### Short problem
Repeat every record below exactly as written.

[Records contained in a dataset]
::::
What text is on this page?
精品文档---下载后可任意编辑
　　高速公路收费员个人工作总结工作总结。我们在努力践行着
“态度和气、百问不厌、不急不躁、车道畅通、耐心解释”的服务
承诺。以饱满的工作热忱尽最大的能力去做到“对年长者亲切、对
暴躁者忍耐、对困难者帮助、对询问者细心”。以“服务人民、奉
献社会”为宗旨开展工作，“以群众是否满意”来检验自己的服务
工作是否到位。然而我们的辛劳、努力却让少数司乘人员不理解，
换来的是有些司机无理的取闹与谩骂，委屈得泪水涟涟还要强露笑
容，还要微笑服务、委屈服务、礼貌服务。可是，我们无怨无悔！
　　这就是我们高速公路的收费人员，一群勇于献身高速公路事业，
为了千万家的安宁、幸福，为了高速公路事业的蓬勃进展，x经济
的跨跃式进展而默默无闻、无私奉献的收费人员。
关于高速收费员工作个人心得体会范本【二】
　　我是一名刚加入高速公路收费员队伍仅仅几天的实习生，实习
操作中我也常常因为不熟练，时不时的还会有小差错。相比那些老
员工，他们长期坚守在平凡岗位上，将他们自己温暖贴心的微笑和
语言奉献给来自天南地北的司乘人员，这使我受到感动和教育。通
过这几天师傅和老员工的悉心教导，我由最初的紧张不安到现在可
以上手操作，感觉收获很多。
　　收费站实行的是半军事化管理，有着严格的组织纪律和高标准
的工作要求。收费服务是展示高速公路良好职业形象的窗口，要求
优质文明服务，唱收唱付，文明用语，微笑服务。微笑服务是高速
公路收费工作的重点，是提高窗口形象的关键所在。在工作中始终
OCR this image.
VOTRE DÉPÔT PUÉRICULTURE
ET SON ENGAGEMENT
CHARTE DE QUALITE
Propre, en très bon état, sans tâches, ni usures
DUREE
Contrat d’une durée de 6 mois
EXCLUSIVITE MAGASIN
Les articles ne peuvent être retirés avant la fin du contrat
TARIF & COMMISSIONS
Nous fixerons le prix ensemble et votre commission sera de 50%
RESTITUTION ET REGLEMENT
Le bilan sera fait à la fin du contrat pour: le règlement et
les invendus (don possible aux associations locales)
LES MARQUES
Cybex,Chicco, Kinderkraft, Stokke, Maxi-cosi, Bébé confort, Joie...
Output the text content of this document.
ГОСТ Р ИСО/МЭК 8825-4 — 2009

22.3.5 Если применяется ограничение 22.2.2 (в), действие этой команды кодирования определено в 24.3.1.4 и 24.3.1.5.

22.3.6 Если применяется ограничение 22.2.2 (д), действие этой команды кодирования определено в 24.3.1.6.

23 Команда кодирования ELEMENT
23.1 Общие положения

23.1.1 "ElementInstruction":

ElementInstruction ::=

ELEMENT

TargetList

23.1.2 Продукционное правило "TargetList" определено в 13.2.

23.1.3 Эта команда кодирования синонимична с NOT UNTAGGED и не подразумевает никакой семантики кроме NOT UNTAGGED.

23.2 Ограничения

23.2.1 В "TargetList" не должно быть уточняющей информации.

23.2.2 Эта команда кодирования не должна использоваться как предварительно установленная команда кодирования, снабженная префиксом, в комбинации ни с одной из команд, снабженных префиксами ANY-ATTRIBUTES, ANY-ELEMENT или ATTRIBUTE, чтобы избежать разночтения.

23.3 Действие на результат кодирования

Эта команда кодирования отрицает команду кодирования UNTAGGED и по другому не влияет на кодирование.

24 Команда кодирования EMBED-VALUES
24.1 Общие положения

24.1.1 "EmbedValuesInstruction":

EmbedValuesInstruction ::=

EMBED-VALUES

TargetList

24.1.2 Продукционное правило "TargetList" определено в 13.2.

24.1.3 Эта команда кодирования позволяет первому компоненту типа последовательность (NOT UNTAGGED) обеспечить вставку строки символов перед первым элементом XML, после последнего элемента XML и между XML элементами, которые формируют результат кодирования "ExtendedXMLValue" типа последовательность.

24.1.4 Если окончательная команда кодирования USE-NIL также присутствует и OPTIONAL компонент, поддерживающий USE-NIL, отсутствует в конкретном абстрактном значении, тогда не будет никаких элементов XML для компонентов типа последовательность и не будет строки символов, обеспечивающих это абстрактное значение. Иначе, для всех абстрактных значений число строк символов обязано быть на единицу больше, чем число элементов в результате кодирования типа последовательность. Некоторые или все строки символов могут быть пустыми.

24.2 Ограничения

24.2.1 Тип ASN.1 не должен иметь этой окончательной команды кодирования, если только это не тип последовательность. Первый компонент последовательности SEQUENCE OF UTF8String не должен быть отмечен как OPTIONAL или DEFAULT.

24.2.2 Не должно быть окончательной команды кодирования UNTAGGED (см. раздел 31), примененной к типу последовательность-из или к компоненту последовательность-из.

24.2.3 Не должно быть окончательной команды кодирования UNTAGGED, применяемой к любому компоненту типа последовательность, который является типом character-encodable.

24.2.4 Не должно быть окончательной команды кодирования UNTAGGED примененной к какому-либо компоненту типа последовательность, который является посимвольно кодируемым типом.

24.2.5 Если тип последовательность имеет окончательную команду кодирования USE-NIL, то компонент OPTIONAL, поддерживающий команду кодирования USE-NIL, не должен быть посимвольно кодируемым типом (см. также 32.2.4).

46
::::
### Task response
What text is on this page?
精品文档---下载后可任意编辑
　　高速公路收费员个人工作总结工作总结。我们在努力践行着
“态度和气、百问不厌、不急不躁、车道畅通、耐心解释”的服务
承诺。以饱满的工作热忱尽最大的能力去做到“对年长者亲切、对
暴躁者忍耐、对困难者帮助、对询问者细心”。以“服务人民、奉
献社会”为宗旨开展工作，“以群众是否满意”来检验自己的服务
工作是否到位。然而我们的辛劳、努力却让少数司乘人员不理解，
换来的是有些司机无理的取闹与谩骂，委屈得泪水涟涟还要强露笑
容，还要微笑服务、委屈服务、礼貌服务。可是，我们无怨无悔！
　　这就是我们高速公路的收费人员，一群勇于献身高速公路事业，
为了千万家的安宁、幸福，为了高速公路事业的蓬勃进展，x经济
的跨跃式进展而默默无闻、无私奉献的收费人员。
关于高速收费员工作个人心得体会范本【二】
　　我是一名刚加入高速公路收费员队伍仅仅几天的实习生，实习
操作中我也常常因为不熟练，时不时的还会有小差错。相比那些老
员工，他们长期坚守在平凡岗位上，将他们自己温暖贴心的微笑和
语言奉献给来自天南地北的司乘人员，这使我受到感动和教育。通
过这几天师傅和老员工的悉心教导，我由最初的紧张不安到现在可
以上手操作，感觉收获很多。
　　收费站实行的是半军事化管理，有着严格的组织纪律和高标准
的工作要求。收费服务是展示高速公路良好职业形象的窗口，要求
优质文明服务，唱收唱付，文明用语，微笑服务。微笑服务是高速
公路收费工作的重点，是提高窗口形象的关键所在。在工作中始终
OCR this image.
VOTRE DÉPÔT PUÉRICULTURE
ET SON ENGAGEMENT
CHARTE DE QUALITE
Propre, en très bon état, sans tâches, ni usures
DUREE
Contrat d’une durée de 6 mois
EXCLUSIVITE MAGASIN
Les articles ne peuvent être retirés avant la fin du contrat
TARIF & COMMISSIONS
Nous fixerons le prix ensemble et votre commission sera de 50%
RESTITUTION ET REGLEMENT
Le bilan sera fait à la fin du contrat pour: le règlement et
les invendus (don possible aux associations locales)
LES MARQUES
Cybex,Chicco, Kinderkraft, Stokke, Maxi-cosi, Bébé confort, Joie...
Output the text content of this document.
ГОСТ Р ИСО/МЭК 8825-4 — 2009

22.3.5 Если применяется ограничение 22.2.2 (в), действие этой команды кодирования определено в 24.3.1.4 и 24.3.1.5.

22.3.6 Если применяется ограничение 22.2.2 (д), действие этой команды кодирования определено в 24.3.1.6.

23 Команда кодирования ELEMENT
23.1 Общие положения

23.1.1 "ElementInstruction":

ElementInstruction ::=

ELEMENT

TargetList

23.1.2 Продукционное правило "TargetList" определено в 13.2.

23.1.3 Эта команда кодирования синонимична с NOT UNTAGGED и не подразумевает никакой семантики кроме NOT UNTAGGED.

23.2 Ограничения

23.2.1 В "TargetList" не должно быть уточняющей информации.

23.2.2 Эта команда кодирования не должна использоваться как предварительно установленная команда кодирования, снабженная префиксом, в комбинации ни с одной из команд, снабженных префиксами ANY-ATTRIBUTES, ANY-ELEMENT или ATTRIBUTE, чтобы избежать разночтения.

23.3 Действие на результат кодирования

Эта команда кодирования отрицает команду кодирования UNTAGGED и по другому не влияет на кодирование.

24 Команда кодирования EMBED-VALUES
24.1 Общие положения

24.1.1 "EmbedValuesInstruction":

EmbedValuesInstruction ::=

EMBED-VALUES

TargetList

24.1.2 Продукционное правило "TargetList" определено в 13.2.

24.1.3 Эта команда кодирования позволяет первому компоненту типа последовательность (NOT UNTAGGED) обеспечить вставку строки символов перед первым элементом XML, после последнего элемента XML и между XML элементами, которые формируют результат кодирования "ExtendedXMLValue" типа последовательность.

24.1.4 Если окончательная команда кодирования USE-NIL также присутствует и OPTIONAL компонент, поддерживающий USE-NIL, отсутствует в конкретном абстрактном значении, тогда не будет никаких элементов XML для компонентов типа последовательность и не будет строки символов, обеспечивающих это абстрактное значение. Иначе, для всех абстрактных значений число строк символов обязано быть на единицу больше, чем число элементов в результате кодирования типа последовательность. Некоторые или все строки символов могут быть пустыми.

24.2 Ограничения

24.2.1 Тип ASN.1 не должен иметь этой окончательной команды кодирования, если только это не тип последовательность. Первый компонент последовательности SEQUENCE OF UTF8String не должен быть отмечен как OPTIONAL или DEFAULT.

24.2.2 Не должно быть окончательной команды кодирования UNTAGGED (см. раздел 31), примененной к типу последовательность-из или к компоненту последовательность-из.

24.2.3 Не должно быть окончательной команды кодирования UNTAGGED, применяемой к любому компоненту типа последовательность, который является типом character-encodable.

24.2.4 Не должно быть окончательной команды кодирования UNTAGGED примененной к какому-либо компоненту типа последовательность, который является посимвольно кодируемым типом.

24.2.5 Если тип последовательность имеет окончательную команду кодирования USE-NIL, то компонент OPTIONAL, поддерживающий команду кодирования USE-NIL, не должен быть посимвольно кодируемым типом (см. также 32.2.4).

46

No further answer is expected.